◆ AIM
Set down each record below precisely, skipping the pictures.

◆ RECORDS
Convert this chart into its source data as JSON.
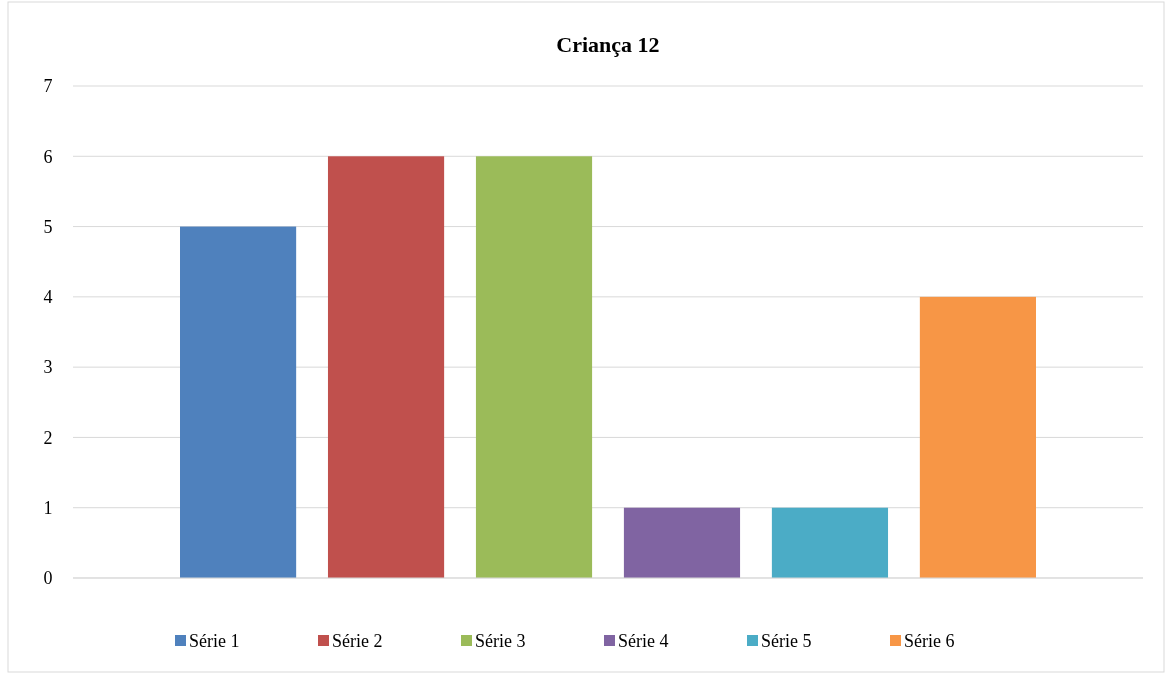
{
  "chart_data": {
    "type": "bar",
    "title": "Criança 12",
    "categories": [
      null
    ],
    "series": [
      {
        "name": "Série 1",
        "color": "#4f81bd",
        "values": [
          5
        ]
      },
      {
        "name": "Série 2",
        "color": "#c0504d",
        "values": [
          6
        ]
      },
      {
        "name": "Série 3",
        "color": "#9bbb59",
        "values": [
          6
        ]
      },
      {
        "name": "Série 4",
        "color": "#8064a2",
        "values": [
          1
        ]
      },
      {
        "name": "Série 5",
        "color": "#4bacc6",
        "values": [
          1
        ]
      },
      {
        "name": "Série 6",
        "color": "#f79646",
        "values": [
          4
        ]
      }
    ],
    "ylim": [
      0,
      7
    ],
    "yticks": [
      0,
      1,
      2,
      3,
      4,
      5,
      6,
      7
    ],
    "grid": "y",
    "legend": "bottom"
  }
}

◆ SOLUTION FOR THIS EXERCISE
Convert this chart into its source data as JSON.
{
  "chart_data": {
    "type": "bar",
    "title": "Criança 12",
    "categories": [
      null
    ],
    "series": [
      {
        "name": "Série 1",
        "color": "#4f81bd",
        "values": [
          5
        ]
      },
      {
        "name": "Série 2",
        "color": "#c0504d",
        "values": [
          6
        ]
      },
      {
        "name": "Série 3",
        "color": "#9bbb59",
        "values": [
          6
        ]
      },
      {
        "name": "Série 4",
        "color": "#8064a2",
        "values": [
          1
        ]
      },
      {
        "name": "Série 5",
        "color": "#4bacc6",
        "values": [
          1
        ]
      },
      {
        "name": "Série 6",
        "color": "#f79646",
        "values": [
          4
        ]
      }
    ],
    "ylim": [
      0,
      7
    ],
    "yticks": [
      0,
      1,
      2,
      3,
      4,
      5,
      6,
      7
    ],
    "grid": "y",
    "legend": "bottom"
  }
}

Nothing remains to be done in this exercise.